◆ Exercise prompt ◆
Without including the pictures, copy out every line below.

++++ Records for the exercise

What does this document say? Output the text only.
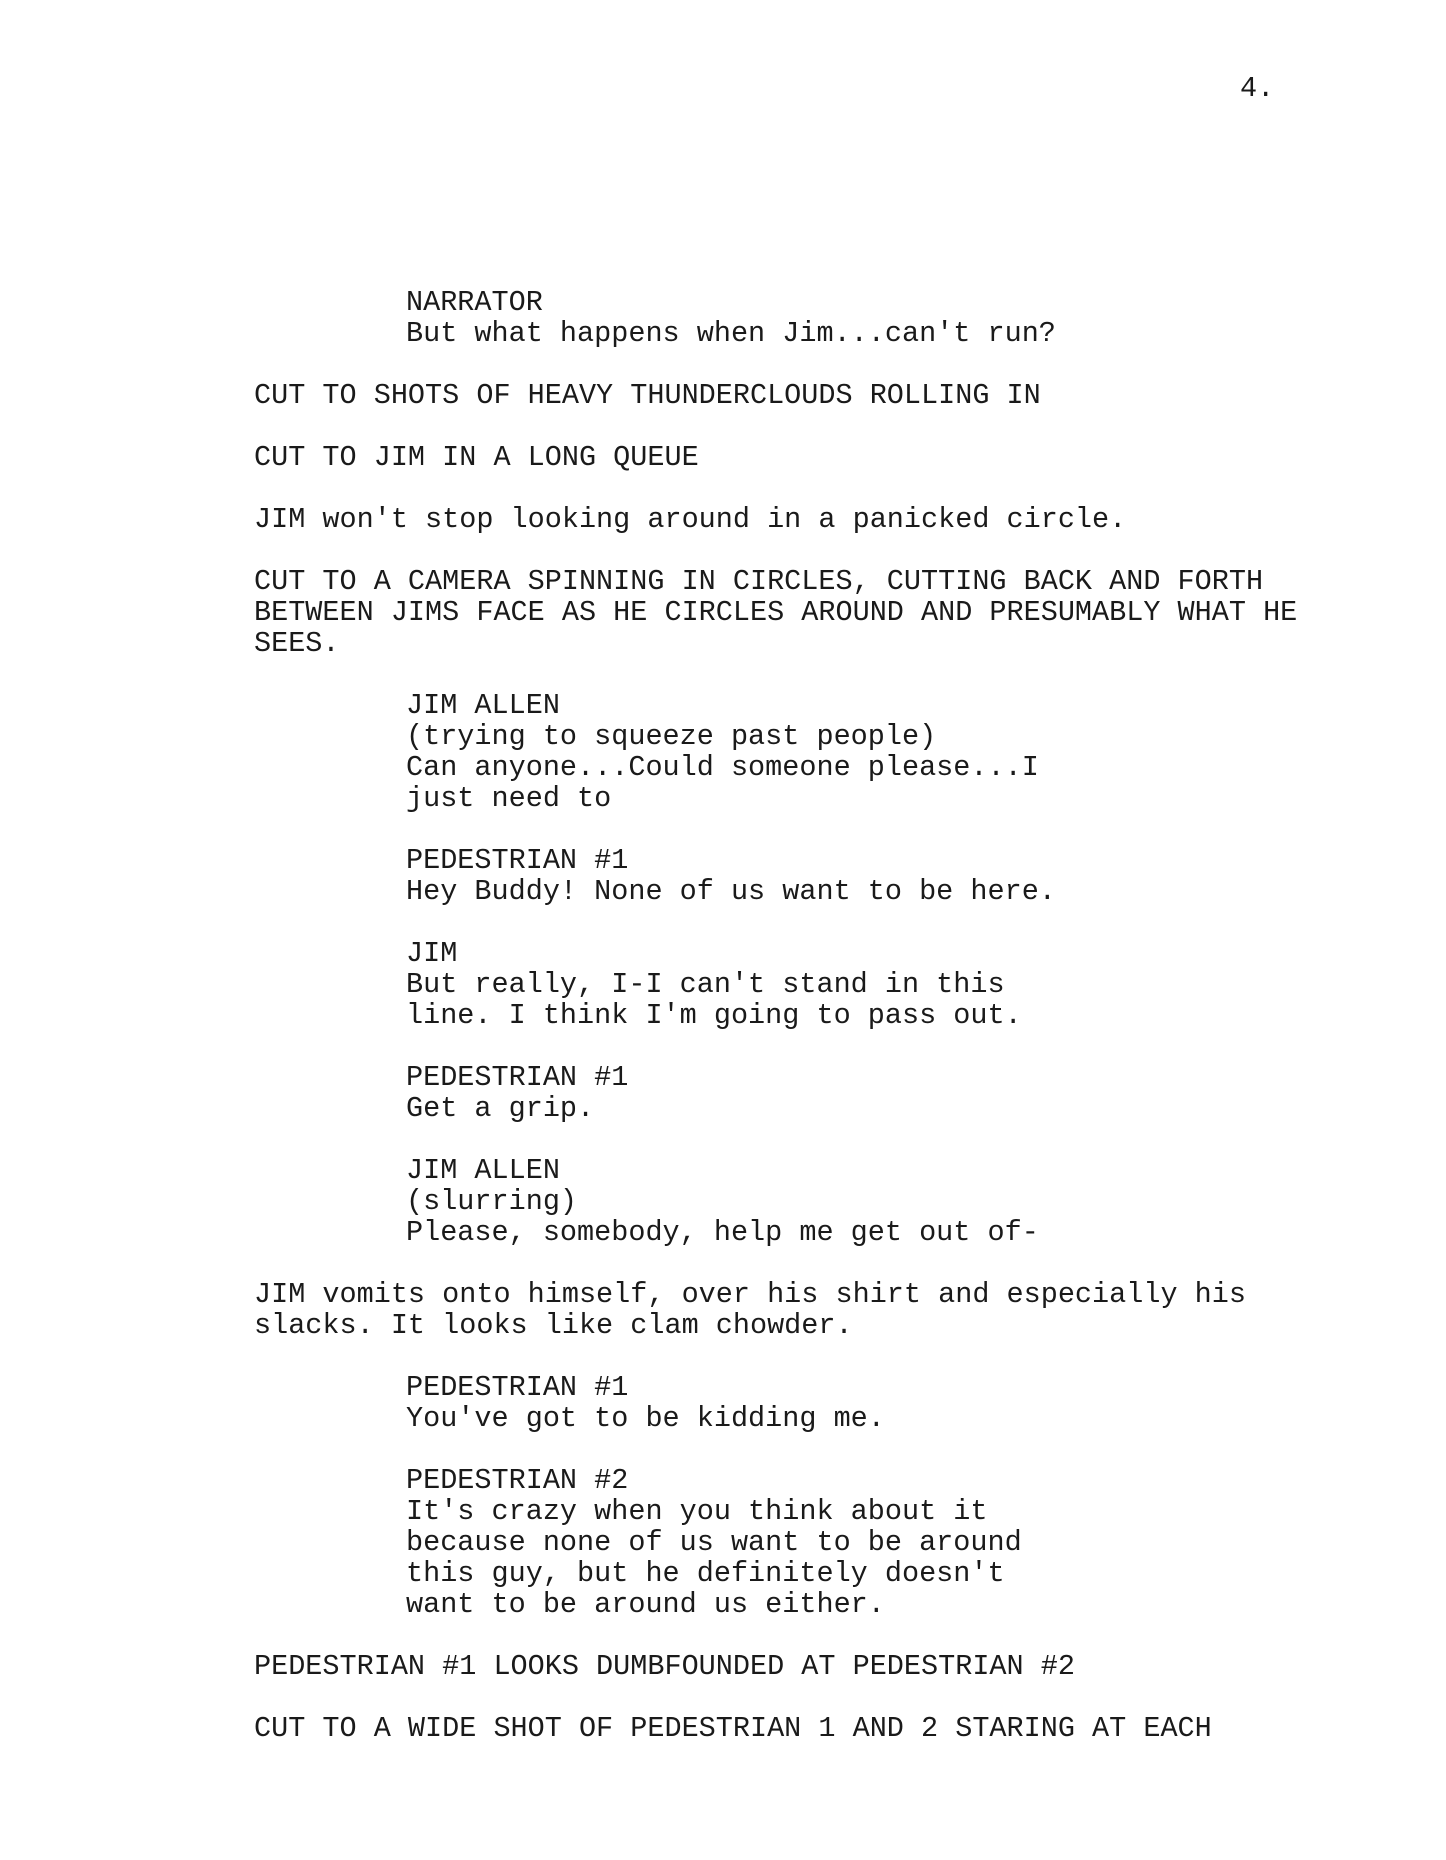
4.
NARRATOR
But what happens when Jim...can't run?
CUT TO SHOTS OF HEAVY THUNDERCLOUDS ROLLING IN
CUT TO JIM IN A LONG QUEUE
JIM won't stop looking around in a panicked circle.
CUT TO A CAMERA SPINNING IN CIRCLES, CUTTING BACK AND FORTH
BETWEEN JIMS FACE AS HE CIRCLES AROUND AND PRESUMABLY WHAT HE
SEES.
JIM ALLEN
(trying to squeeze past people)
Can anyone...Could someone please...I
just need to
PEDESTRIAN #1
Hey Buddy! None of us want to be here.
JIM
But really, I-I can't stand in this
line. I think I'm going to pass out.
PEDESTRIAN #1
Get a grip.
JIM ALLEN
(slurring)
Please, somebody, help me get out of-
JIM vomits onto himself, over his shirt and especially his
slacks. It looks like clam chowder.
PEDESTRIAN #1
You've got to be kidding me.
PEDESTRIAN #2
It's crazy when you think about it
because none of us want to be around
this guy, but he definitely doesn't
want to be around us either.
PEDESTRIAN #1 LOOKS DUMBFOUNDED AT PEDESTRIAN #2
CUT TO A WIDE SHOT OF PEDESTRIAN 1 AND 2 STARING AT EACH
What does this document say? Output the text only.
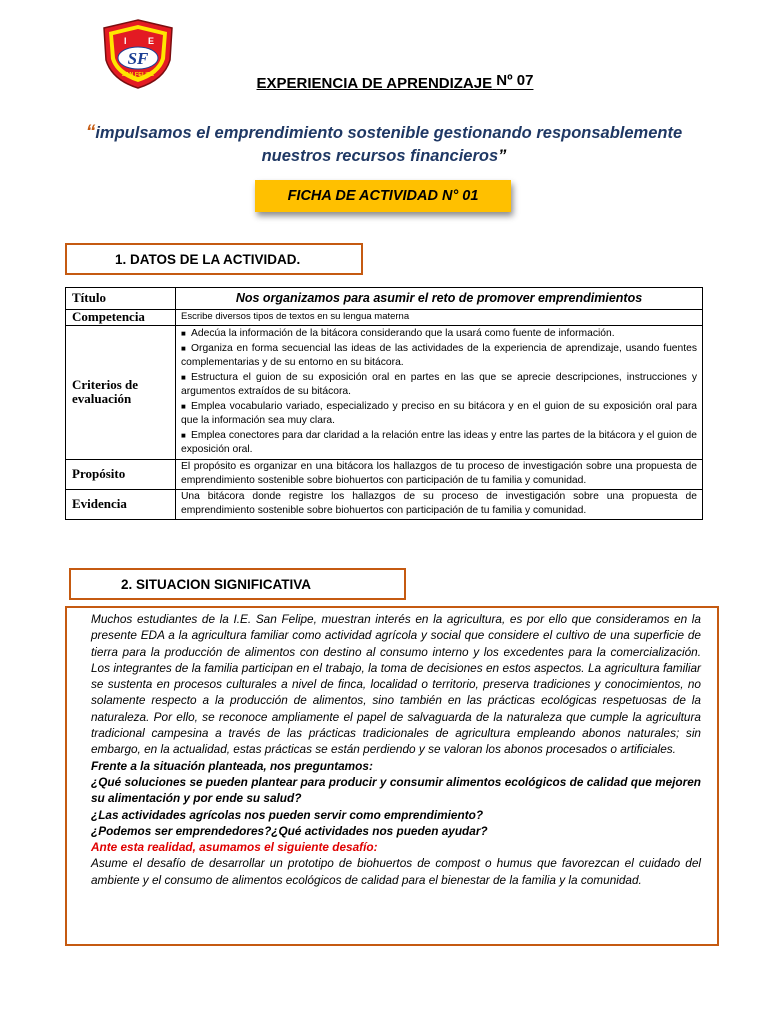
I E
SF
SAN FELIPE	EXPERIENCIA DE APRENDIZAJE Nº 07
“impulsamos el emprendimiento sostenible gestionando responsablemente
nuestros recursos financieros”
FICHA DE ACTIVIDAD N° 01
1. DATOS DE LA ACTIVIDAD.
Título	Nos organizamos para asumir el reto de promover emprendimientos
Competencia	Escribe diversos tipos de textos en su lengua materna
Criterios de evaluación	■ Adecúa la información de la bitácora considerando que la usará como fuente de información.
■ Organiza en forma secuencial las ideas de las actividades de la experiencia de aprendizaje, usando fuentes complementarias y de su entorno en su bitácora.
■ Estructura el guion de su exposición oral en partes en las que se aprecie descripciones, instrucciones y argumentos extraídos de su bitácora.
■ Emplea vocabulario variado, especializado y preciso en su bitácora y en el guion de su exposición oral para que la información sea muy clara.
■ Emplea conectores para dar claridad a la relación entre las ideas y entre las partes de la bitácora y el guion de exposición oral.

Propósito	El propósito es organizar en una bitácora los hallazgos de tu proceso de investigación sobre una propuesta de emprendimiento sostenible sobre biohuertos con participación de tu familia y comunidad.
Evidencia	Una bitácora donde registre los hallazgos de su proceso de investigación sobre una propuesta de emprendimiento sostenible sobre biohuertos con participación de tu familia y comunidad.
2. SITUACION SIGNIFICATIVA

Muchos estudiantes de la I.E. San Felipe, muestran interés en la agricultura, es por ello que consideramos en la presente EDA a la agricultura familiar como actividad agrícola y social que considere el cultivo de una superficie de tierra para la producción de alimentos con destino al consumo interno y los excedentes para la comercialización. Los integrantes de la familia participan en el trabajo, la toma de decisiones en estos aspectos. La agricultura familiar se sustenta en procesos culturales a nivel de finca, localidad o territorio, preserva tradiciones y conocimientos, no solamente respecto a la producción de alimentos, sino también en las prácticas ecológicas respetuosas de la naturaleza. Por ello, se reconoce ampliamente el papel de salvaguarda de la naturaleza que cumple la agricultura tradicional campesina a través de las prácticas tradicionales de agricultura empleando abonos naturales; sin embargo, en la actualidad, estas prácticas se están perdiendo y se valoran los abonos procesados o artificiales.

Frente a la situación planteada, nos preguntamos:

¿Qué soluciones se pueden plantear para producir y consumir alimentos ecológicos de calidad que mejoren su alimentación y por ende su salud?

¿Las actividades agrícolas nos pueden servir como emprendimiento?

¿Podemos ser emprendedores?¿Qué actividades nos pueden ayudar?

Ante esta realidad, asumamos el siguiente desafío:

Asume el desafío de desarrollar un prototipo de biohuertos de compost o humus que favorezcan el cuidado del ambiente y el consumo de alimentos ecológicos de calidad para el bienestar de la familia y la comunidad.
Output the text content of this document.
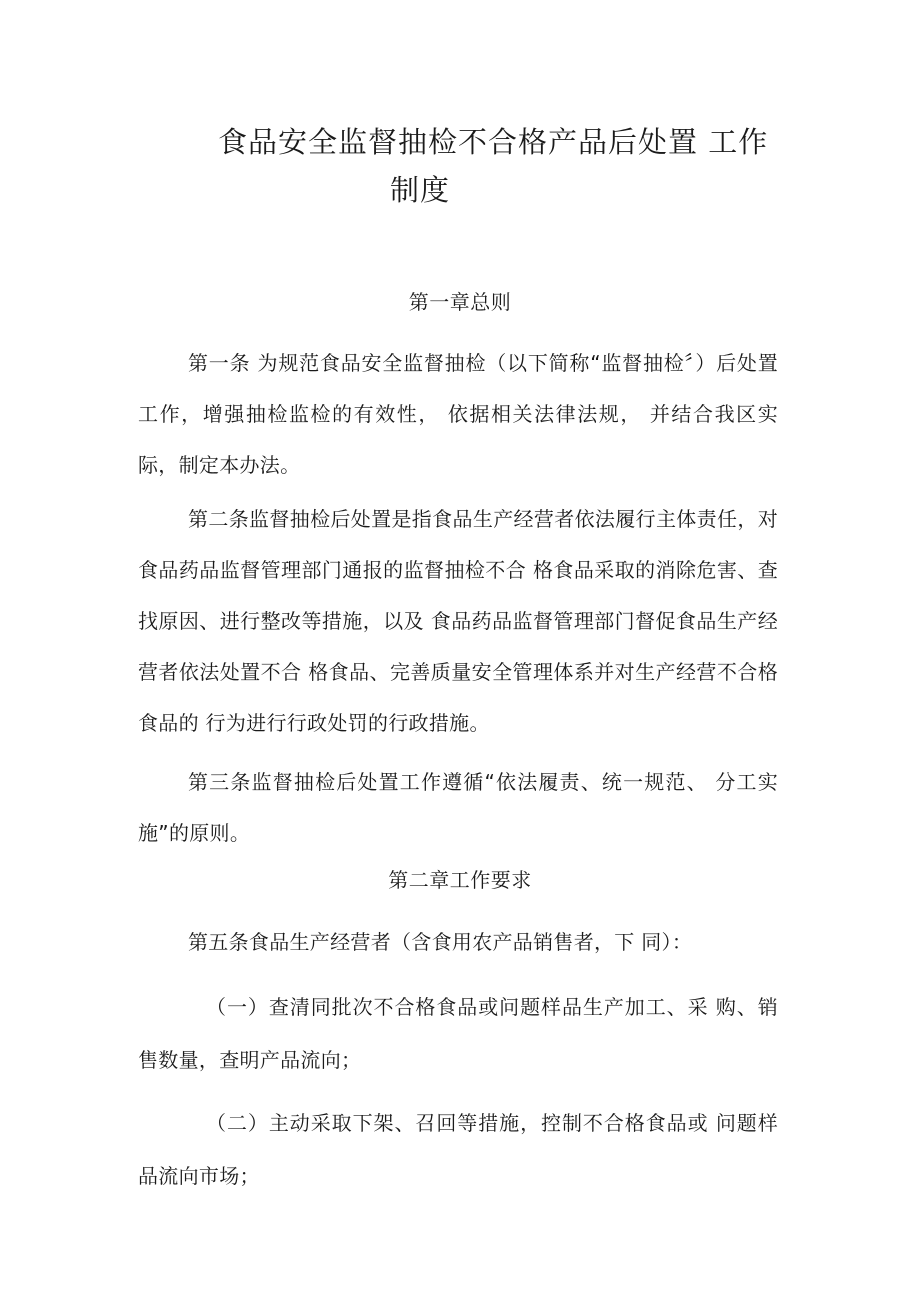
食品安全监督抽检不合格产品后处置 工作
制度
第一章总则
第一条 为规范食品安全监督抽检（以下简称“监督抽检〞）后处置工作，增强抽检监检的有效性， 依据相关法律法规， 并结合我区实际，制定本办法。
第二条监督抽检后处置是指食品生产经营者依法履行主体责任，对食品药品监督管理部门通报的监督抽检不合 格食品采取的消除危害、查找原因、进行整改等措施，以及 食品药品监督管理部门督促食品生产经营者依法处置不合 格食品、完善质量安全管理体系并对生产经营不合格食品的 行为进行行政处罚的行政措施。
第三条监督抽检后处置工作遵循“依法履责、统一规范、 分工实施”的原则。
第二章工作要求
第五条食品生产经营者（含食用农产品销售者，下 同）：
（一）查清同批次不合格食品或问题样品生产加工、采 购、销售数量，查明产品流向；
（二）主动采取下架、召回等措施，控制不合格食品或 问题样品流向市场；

++++++++

◆ Solution for this task ◆
What does this document say? Output the text only.
4.
NARRATOR
But what happens when Jim...can't run?
CUT TO SHOTS OF HEAVY THUNDERCLOUDS ROLLING IN
CUT TO JIM IN A LONG QUEUE
JIM won't stop looking around in a panicked circle.
CUT TO A CAMERA SPINNING IN CIRCLES, CUTTING BACK AND FORTH
BETWEEN JIMS FACE AS HE CIRCLES AROUND AND PRESUMABLY WHAT HE
SEES.
JIM ALLEN
(trying to squeeze past people)
Can anyone...Could someone please...I
just need to
PEDESTRIAN #1
Hey Buddy! None of us want to be here.
JIM
But really, I-I can't stand in this
line. I think I'm going to pass out.
PEDESTRIAN #1
Get a grip.
JIM ALLEN
(slurring)
Please, somebody, help me get out of-
JIM vomits onto himself, over his shirt and especially his
slacks. It looks like clam chowder.
PEDESTRIAN #1
You've got to be kidding me.
PEDESTRIAN #2
It's crazy when you think about it
because none of us want to be around
this guy, but he definitely doesn't
want to be around us either.
PEDESTRIAN #1 LOOKS DUMBFOUNDED AT PEDESTRIAN #2
CUT TO A WIDE SHOT OF PEDESTRIAN 1 AND 2 STARING AT EACH
What does this document say? Output the text only.
I E
SF
SAN FELIPE	EXPERIENCIA DE APRENDIZAJE Nº 07
“impulsamos el emprendimiento sostenible gestionando responsablemente
nuestros recursos financieros”
FICHA DE ACTIVIDAD N° 01
1. DATOS DE LA ACTIVIDAD.
Título	Nos organizamos para asumir el reto de promover emprendimientos
Competencia	Escribe diversos tipos de textos en su lengua materna
Criterios de evaluación	■ Adecúa la información de la bitácora considerando que la usará como fuente de información.
■ Organiza en forma secuencial las ideas de las actividades de la experiencia de aprendizaje, usando fuentes complementarias y de su entorno en su bitácora.
■ Estructura el guion de su exposición oral en partes en las que se aprecie descripciones, instrucciones y argumentos extraídos de su bitácora.
■ Emplea vocabulario variado, especializado y preciso en su bitácora y en el guion de su exposición oral para que la información sea muy clara.
■ Emplea conectores para dar claridad a la relación entre las ideas y entre las partes de la bitácora y el guion de exposición oral.

Propósito	El propósito es organizar en una bitácora los hallazgos de tu proceso de investigación sobre una propuesta de emprendimiento sostenible sobre biohuertos con participación de tu familia y comunidad.
Evidencia	Una bitácora donde registre los hallazgos de su proceso de investigación sobre una propuesta de emprendimiento sostenible sobre biohuertos con participación de tu familia y comunidad.
2. SITUACION SIGNIFICATIVA

Muchos estudiantes de la I.E. San Felipe, muestran interés en la agricultura, es por ello que consideramos en la presente EDA a la agricultura familiar como actividad agrícola y social que considere el cultivo de una superficie de tierra para la producción de alimentos con destino al consumo interno y los excedentes para la comercialización. Los integrantes de la familia participan en el trabajo, la toma de decisiones en estos aspectos. La agricultura familiar se sustenta en procesos culturales a nivel de finca, localidad o territorio, preserva tradiciones y conocimientos, no solamente respecto a la producción de alimentos, sino también en las prácticas ecológicas respetuosas de la naturaleza. Por ello, se reconoce ampliamente el papel de salvaguarda de la naturaleza que cumple la agricultura tradicional campesina a través de las prácticas tradicionales de agricultura empleando abonos naturales; sin embargo, en la actualidad, estas prácticas se están perdiendo y se valoran los abonos procesados o artificiales.

Frente a la situación planteada, nos preguntamos:

¿Qué soluciones se pueden plantear para producir y consumir alimentos ecológicos de calidad que mejoren su alimentación y por ende su salud?

¿Las actividades agrícolas nos pueden servir como emprendimiento?

¿Podemos ser emprendedores?¿Qué actividades nos pueden ayudar?

Ante esta realidad, asumamos el siguiente desafío:

Asume el desafío de desarrollar un prototipo de biohuertos de compost o humus que favorezcan el cuidado del ambiente y el consumo de alimentos ecológicos de calidad para el bienestar de la familia y la comunidad.
Output the text content of this document.
食品安全监督抽检不合格产品后处置 工作
制度
第一章总则
第一条 为规范食品安全监督抽检（以下简称“监督抽检〞）后处置工作，增强抽检监检的有效性， 依据相关法律法规， 并结合我区实际，制定本办法。
第二条监督抽检后处置是指食品生产经营者依法履行主体责任，对食品药品监督管理部门通报的监督抽检不合 格食品采取的消除危害、查找原因、进行整改等措施，以及 食品药品监督管理部门督促食品生产经营者依法处置不合 格食品、完善质量安全管理体系并对生产经营不合格食品的 行为进行行政处罚的行政措施。
第三条监督抽检后处置工作遵循“依法履责、统一规范、 分工实施”的原则。
第二章工作要求
第五条食品生产经营者（含食用农产品销售者，下 同）：
（一）查清同批次不合格食品或问题样品生产加工、采 购、销售数量，查明产品流向；
（二）主动采取下架、召回等措施，控制不合格食品或 问题样品流向市场；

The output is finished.